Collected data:
>>
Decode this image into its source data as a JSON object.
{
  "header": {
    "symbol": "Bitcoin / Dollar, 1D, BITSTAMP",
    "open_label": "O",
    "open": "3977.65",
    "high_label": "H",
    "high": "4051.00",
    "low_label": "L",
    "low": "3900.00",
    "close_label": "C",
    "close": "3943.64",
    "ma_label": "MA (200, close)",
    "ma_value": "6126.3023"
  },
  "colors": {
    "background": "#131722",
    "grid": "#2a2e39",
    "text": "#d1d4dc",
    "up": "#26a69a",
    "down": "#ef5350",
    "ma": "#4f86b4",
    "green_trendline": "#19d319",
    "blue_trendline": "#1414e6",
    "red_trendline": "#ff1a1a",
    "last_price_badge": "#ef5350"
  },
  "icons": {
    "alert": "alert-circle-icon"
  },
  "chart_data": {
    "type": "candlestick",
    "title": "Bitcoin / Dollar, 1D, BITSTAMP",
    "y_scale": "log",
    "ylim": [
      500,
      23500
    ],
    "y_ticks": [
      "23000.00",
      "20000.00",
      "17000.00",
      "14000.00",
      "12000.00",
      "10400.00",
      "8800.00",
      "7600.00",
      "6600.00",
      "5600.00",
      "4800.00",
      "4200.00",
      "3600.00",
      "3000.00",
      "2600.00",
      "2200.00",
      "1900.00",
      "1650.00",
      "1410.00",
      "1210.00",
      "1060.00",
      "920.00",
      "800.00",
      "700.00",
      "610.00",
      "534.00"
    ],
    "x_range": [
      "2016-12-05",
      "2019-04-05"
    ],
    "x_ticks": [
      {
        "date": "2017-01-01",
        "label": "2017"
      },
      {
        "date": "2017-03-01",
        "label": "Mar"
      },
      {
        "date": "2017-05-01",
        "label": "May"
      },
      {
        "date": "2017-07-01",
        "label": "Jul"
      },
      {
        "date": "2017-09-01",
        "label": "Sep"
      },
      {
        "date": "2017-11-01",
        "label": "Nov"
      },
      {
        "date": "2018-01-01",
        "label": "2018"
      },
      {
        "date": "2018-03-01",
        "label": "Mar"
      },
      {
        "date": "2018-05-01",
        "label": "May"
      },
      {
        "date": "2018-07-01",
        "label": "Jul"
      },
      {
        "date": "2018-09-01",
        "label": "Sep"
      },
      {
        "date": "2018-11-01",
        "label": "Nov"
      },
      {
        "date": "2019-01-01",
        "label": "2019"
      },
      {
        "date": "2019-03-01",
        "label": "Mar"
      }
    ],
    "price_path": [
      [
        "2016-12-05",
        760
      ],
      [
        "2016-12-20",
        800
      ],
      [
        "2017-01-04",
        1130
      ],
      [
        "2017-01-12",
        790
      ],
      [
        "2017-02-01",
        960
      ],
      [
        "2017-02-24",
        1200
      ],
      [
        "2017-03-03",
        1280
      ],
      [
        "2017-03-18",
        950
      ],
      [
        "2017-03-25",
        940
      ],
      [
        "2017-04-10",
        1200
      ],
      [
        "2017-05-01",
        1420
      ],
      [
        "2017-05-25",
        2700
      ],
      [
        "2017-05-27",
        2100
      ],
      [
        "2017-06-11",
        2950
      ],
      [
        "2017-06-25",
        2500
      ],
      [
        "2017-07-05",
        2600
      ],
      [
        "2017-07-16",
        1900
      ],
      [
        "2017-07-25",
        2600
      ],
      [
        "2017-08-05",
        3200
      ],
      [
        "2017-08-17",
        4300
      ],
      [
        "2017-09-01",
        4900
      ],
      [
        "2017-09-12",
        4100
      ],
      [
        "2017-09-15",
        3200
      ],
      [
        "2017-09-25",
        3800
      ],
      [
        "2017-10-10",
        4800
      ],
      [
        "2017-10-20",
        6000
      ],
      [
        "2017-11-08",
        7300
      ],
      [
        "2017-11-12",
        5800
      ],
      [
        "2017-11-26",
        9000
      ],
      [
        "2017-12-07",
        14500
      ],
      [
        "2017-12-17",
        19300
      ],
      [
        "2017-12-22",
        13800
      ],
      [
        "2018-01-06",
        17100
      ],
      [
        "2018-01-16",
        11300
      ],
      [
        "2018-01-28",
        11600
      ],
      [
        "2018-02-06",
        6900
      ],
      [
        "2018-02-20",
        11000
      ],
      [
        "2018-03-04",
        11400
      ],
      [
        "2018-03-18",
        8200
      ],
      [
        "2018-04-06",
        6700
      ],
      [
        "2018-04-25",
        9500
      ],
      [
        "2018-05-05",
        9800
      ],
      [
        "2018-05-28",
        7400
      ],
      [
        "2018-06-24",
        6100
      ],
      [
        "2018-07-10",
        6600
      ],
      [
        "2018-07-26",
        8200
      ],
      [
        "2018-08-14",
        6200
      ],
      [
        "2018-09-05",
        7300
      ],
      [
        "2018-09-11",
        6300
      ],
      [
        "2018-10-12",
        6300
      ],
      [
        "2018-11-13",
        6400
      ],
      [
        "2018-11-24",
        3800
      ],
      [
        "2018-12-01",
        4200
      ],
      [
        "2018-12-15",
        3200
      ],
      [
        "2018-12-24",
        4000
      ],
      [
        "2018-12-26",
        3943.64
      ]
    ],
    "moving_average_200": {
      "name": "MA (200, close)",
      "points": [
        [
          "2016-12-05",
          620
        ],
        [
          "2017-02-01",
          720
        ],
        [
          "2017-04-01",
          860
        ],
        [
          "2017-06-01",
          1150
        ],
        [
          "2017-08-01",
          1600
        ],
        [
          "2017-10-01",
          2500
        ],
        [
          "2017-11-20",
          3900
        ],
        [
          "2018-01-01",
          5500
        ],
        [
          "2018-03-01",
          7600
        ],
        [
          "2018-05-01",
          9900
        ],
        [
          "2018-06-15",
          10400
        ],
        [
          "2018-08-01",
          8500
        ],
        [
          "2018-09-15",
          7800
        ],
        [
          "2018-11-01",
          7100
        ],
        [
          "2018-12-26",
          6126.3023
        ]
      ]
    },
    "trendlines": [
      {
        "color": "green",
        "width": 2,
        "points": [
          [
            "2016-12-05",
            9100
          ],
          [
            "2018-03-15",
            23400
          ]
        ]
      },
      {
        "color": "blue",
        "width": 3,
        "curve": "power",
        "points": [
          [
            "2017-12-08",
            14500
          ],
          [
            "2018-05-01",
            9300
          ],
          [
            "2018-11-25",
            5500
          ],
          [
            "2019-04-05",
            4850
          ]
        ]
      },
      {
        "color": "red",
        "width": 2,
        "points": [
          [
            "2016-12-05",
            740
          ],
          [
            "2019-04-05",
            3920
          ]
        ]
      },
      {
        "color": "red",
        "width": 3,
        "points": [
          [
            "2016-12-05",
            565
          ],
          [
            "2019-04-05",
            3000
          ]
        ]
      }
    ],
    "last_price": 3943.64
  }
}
<<
## [TASK OBJECTIVE]
Retype all of the entries precisely as they are.

## [RIGHT ANSWER]
Decode this image into its source data as a JSON object.
{
  "header": {
    "symbol": "Bitcoin / Dollar, 1D, BITSTAMP",
    "open_label": "O",
    "open": "3977.65",
    "high_label": "H",
    "high": "4051.00",
    "low_label": "L",
    "low": "3900.00",
    "close_label": "C",
    "close": "3943.64",
    "ma_label": "MA (200, close)",
    "ma_value": "6126.3023"
  },
  "colors": {
    "background": "#131722",
    "grid": "#2a2e39",
    "text": "#d1d4dc",
    "up": "#26a69a",
    "down": "#ef5350",
    "ma": "#4f86b4",
    "green_trendline": "#19d319",
    "blue_trendline": "#1414e6",
    "red_trendline": "#ff1a1a",
    "last_price_badge": "#ef5350"
  },
  "icons": {
    "alert": "alert-circle-icon"
  },
  "chart_data": {
    "type": "candlestick",
    "title": "Bitcoin / Dollar, 1D, BITSTAMP",
    "y_scale": "log",
    "ylim": [
      500,
      23500
    ],
    "y_ticks": [
      "23000.00",
      "20000.00",
      "17000.00",
      "14000.00",
      "12000.00",
      "10400.00",
      "8800.00",
      "7600.00",
      "6600.00",
      "5600.00",
      "4800.00",
      "4200.00",
      "3600.00",
      "3000.00",
      "2600.00",
      "2200.00",
      "1900.00",
      "1650.00",
      "1410.00",
      "1210.00",
      "1060.00",
      "920.00",
      "800.00",
      "700.00",
      "610.00",
      "534.00"
    ],
    "x_range": [
      "2016-12-05",
      "2019-04-05"
    ],
    "x_ticks": [
      {
        "date": "2017-01-01",
        "label": "2017"
      },
      {
        "date": "2017-03-01",
        "label": "Mar"
      },
      {
        "date": "2017-05-01",
        "label": "May"
      },
      {
        "date": "2017-07-01",
        "label": "Jul"
      },
      {
        "date": "2017-09-01",
        "label": "Sep"
      },
      {
        "date": "2017-11-01",
        "label": "Nov"
      },
      {
        "date": "2018-01-01",
        "label": "2018"
      },
      {
        "date": "2018-03-01",
        "label": "Mar"
      },
      {
        "date": "2018-05-01",
        "label": "May"
      },
      {
        "date": "2018-07-01",
        "label": "Jul"
      },
      {
        "date": "2018-09-01",
        "label": "Sep"
      },
      {
        "date": "2018-11-01",
        "label": "Nov"
      },
      {
        "date": "2019-01-01",
        "label": "2019"
      },
      {
        "date": "2019-03-01",
        "label": "Mar"
      }
    ],
    "price_path": [
      [
        "2016-12-05",
        760
      ],
      [
        "2016-12-20",
        800
      ],
      [
        "2017-01-04",
        1130
      ],
      [
        "2017-01-12",
        790
      ],
      [
        "2017-02-01",
        960
      ],
      [
        "2017-02-24",
        1200
      ],
      [
        "2017-03-03",
        1280
      ],
      [
        "2017-03-18",
        950
      ],
      [
        "2017-03-25",
        940
      ],
      [
        "2017-04-10",
        1200
      ],
      [
        "2017-05-01",
        1420
      ],
      [
        "2017-05-25",
        2700
      ],
      [
        "2017-05-27",
        2100
      ],
      [
        "2017-06-11",
        2950
      ],
      [
        "2017-06-25",
        2500
      ],
      [
        "2017-07-05",
        2600
      ],
      [
        "2017-07-16",
        1900
      ],
      [
        "2017-07-25",
        2600
      ],
      [
        "2017-08-05",
        3200
      ],
      [
        "2017-08-17",
        4300
      ],
      [
        "2017-09-01",
        4900
      ],
      [
        "2017-09-12",
        4100
      ],
      [
        "2017-09-15",
        3200
      ],
      [
        "2017-09-25",
        3800
      ],
      [
        "2017-10-10",
        4800
      ],
      [
        "2017-10-20",
        6000
      ],
      [
        "2017-11-08",
        7300
      ],
      [
        "2017-11-12",
        5800
      ],
      [
        "2017-11-26",
        9000
      ],
      [
        "2017-12-07",
        14500
      ],
      [
        "2017-12-17",
        19300
      ],
      [
        "2017-12-22",
        13800
      ],
      [
        "2018-01-06",
        17100
      ],
      [
        "2018-01-16",
        11300
      ],
      [
        "2018-01-28",
        11600
      ],
      [
        "2018-02-06",
        6900
      ],
      [
        "2018-02-20",
        11000
      ],
      [
        "2018-03-04",
        11400
      ],
      [
        "2018-03-18",
        8200
      ],
      [
        "2018-04-06",
        6700
      ],
      [
        "2018-04-25",
        9500
      ],
      [
        "2018-05-05",
        9800
      ],
      [
        "2018-05-28",
        7400
      ],
      [
        "2018-06-24",
        6100
      ],
      [
        "2018-07-10",
        6600
      ],
      [
        "2018-07-26",
        8200
      ],
      [
        "2018-08-14",
        6200
      ],
      [
        "2018-09-05",
        7300
      ],
      [
        "2018-09-11",
        6300
      ],
      [
        "2018-10-12",
        6300
      ],
      [
        "2018-11-13",
        6400
      ],
      [
        "2018-11-24",
        3800
      ],
      [
        "2018-12-01",
        4200
      ],
      [
        "2018-12-15",
        3200
      ],
      [
        "2018-12-24",
        4000
      ],
      [
        "2018-12-26",
        3943.64
      ]
    ],
    "moving_average_200": {
      "name": "MA (200, close)",
      "points": [
        [
          "2016-12-05",
          620
        ],
        [
          "2017-02-01",
          720
        ],
        [
          "2017-04-01",
          860
        ],
        [
          "2017-06-01",
          1150
        ],
        [
          "2017-08-01",
          1600
        ],
        [
          "2017-10-01",
          2500
        ],
        [
          "2017-11-20",
          3900
        ],
        [
          "2018-01-01",
          5500
        ],
        [
          "2018-03-01",
          7600
        ],
        [
          "2018-05-01",
          9900
        ],
        [
          "2018-06-15",
          10400
        ],
        [
          "2018-08-01",
          8500
        ],
        [
          "2018-09-15",
          7800
        ],
        [
          "2018-11-01",
          7100
        ],
        [
          "2018-12-26",
          6126.3023
        ]
      ]
    },
    "trendlines": [
      {
        "color": "green",
        "width": 2,
        "points": [
          [
            "2016-12-05",
            9100
          ],
          [
            "2018-03-15",
            23400
          ]
        ]
      },
      {
        "color": "blue",
        "width": 3,
        "curve": "power",
        "points": [
          [
            "2017-12-08",
            14500
          ],
          [
            "2018-05-01",
            9300
          ],
          [
            "2018-11-25",
            5500
          ],
          [
            "2019-04-05",
            4850
          ]
        ]
      },
      {
        "color": "red",
        "width": 2,
        "points": [
          [
            "2016-12-05",
            740
          ],
          [
            "2019-04-05",
            3920
          ]
        ]
      },
      {
        "color": "red",
        "width": 3,
        "points": [
          [
            "2016-12-05",
            565
          ],
          [
            "2019-04-05",
            3000
          ]
        ]
      }
    ],
    "last_price": 3943.64
  }
}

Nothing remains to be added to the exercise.